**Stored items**
______________________________
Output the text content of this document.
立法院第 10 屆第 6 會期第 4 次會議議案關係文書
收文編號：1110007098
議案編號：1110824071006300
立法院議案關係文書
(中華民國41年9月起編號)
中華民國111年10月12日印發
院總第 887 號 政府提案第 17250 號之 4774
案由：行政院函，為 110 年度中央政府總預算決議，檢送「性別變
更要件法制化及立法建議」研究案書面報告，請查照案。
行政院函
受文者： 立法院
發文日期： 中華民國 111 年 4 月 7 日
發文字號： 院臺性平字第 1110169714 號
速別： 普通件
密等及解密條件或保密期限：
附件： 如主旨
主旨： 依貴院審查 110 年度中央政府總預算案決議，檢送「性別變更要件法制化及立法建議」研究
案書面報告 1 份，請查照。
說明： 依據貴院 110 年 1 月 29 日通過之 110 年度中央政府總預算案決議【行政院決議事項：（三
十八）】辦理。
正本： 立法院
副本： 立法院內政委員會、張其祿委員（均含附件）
______________________________
**What needs to be done**
Copy every record above exactly as it appears.

**Completed task**
Output the text content of this document.
立法院第 10 屆第 6 會期第 4 次會議議案關係文書
收文編號：1110007098
議案編號：1110824071006300
立法院議案關係文書
(中華民國41年9月起編號)
中華民國111年10月12日印發
院總第 887 號 政府提案第 17250 號之 4774
案由：行政院函，為 110 年度中央政府總預算決議，檢送「性別變
更要件法制化及立法建議」研究案書面報告，請查照案。
行政院函
受文者： 立法院
發文日期： 中華民國 111 年 4 月 7 日
發文字號： 院臺性平字第 1110169714 號
速別： 普通件
密等及解密條件或保密期限：
附件： 如主旨
主旨： 依貴院審查 110 年度中央政府總預算案決議，檢送「性別變更要件法制化及立法建議」研究
案書面報告 1 份，請查照。
說明： 依據貴院 110 年 1 月 29 日通過之 110 年度中央政府總預算案決議【行政院決議事項：（三
十八）】辦理。
正本： 立法院
副本： 立法院內政委員會、張其祿委員（均含附件）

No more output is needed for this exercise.